- Requirement 1 -
In the field-reversed configuration text, edit the part between "Field-reversed configuration devices" and "device, generating thrust.", inclusive, so that "thrust" becomes "propulsive force".
- Requirement 2 -
Translate this sentence from the field-reversed configuration text into Spanish: "Field-reversed configuration devices have been considered for spacecraft propulsion."
- Requirement 3 -
Answer these questions from the field-reversed configuration text.
(a) Which institution is listed for the Field-Reversed Exp Liner?
(b) What device type is given for C-2?
(c) How are the device walls changed so the plasmoid can be accelerated in the axial direction?

- Quoted passage -
○ ○ ○ ○ ○ ○ ○

Selected field reverse configurations, 1988 - 2011
| Device | Institution | Device type | Electron density | Max ion or electron | FRC diameter | Length/diameter |
|---|---|---|---|---|---|---|
|  |  |  | 10^{20} / Meter^{3} | Temperature [eV] | [Meter] |  |
| Spheromak-3 | Tokyo University | Merging spheromak | 5.0 – 10.0 | 20 – 100 | 0.40 | 1.0 |
| Spheromak-4 | Tokyo University | Merging spheromak |  | 10 – 40 | 1.20 - 1.40 | 0.5 – 0.7 |
| Compact Torus Exp-III | Nihon University | Theta-pinch | 5.0 – 400.0 | 200 – 300 | 0.10 - 0.40 | 5.0 – 10.0 |
| Field-Reversed Exp Liner | Los Alamos | Theta-pinch | 1,500.0 – 2,500.0 | 200 – 700 | 0.03 - 0.05 | 7.0 – 10.0 |
| FRC Injection Exp | Osaka University | Translation trapping | 3.0 – 5.0 | 200 – 300 | 0.30 - 0.40 | 7.0 – 15.0 |
| Swarthmore Spheromak Exp | Swarthmore | Merging spheromak | 100 | 20 – 40 | 0.40 | 1.5 |
| Magnetic Reconnection Exp | Princeton (PPPL) | Merging spheromak | 5.0 – 20.0 | 30 | 1.00 | 0.3 – 0.7 |
| Princeton field-reversed configuration experiment (PFRC) | Princeton (PPPL) | Rotating B-field | 0.05 – 0.3 | 200 – 300 | 0.06 |  |
| Translation Confinement Sustainment | University of Washington | Rotating B-field | 0.1 – 2.5 | 25 – 50 | 0.70 - 0.74 |  |
| Translation Confinement Sustainment-Upgrade | University of Washington | Rotating B-field | 0.4 – 1.5 | 50 – 200 | 0.70 - 0.74 | 1.5 – 3.0 |
| Plasma Liner Compression | MSNW | Translation trapping |  |  | 0.20 |  |
| Inductive Plasma Accelerator | MSNW | Merging collision | 23.0 – 26.0 | 350 | 0.20 |  |
| Inductive Plasma Accelerator-C | MSNW | Merging compression | 300.0 | 1200 - 2000 | 0.2 | 10.0 |
| Colorado FRC | University of Colorado | Merging spheromak |  |  |  |  |
| Irvine Field Reverse Configuration | UC Irvine | Coaxial source | 150.0 | 10 | 0.60 |  |
| C-2 | Tri Alpha Energy, Inc. | Merging collision | 5.0 – 10.0 | 200 – 500 | 0.60 - 0.80 | 3.0 – 5.0 |
| STX | University of Washington | Rotating B-field | 0.5 | 40 | 0.4 | 6 |
| Prairie View Rotamak | Prairie View A&M | Rotating B-field | 0.1 | 10-30 | 0.4 | 2 |

==Spacecraft propulsion==

Field-reversed configuration devices have been considered for spacecraft propulsion. By angling the walls of the device outward, the plasmoid can be accelerated in the axial direction and out of the device, generating thrust.

○ ○ ○ ○ ○ ○ ○

- Material supplied -
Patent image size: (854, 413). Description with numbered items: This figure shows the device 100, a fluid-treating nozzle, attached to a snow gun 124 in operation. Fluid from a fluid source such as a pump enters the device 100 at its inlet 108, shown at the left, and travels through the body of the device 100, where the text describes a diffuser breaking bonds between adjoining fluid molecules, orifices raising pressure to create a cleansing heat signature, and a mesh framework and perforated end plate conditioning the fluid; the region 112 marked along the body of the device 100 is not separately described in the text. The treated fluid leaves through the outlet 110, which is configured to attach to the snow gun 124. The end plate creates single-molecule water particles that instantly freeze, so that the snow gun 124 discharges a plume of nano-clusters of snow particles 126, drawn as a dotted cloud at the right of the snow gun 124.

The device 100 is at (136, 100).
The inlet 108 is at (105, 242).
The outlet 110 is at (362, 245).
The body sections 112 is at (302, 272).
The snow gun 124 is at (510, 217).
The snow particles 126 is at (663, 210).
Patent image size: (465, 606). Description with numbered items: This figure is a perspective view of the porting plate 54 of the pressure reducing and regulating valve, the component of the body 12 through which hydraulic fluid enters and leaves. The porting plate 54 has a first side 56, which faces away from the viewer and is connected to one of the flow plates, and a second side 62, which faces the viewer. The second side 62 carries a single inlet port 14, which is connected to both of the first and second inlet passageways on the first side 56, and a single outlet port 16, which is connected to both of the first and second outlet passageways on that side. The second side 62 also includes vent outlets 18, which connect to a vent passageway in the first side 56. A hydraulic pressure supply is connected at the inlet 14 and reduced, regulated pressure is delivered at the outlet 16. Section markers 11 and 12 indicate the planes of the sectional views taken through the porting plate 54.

○ ○ ○ ○ ○ ○ ○

- Final answer 1 -
Field-reversed configuration devices have been considered for spacecraft propulsion. By angling the walls of the device outward, the plasmoid can be accelerated in the axial direction and out of the device, generating propulsive force.

- Final answer 2 -
Los dispositivos de configuración de campo invertido se han considerado para la propulsión de naves espaciales.

- Final answer 3 -
(a) Los Alamos
(b) Merging collision
(c) They are angled outward.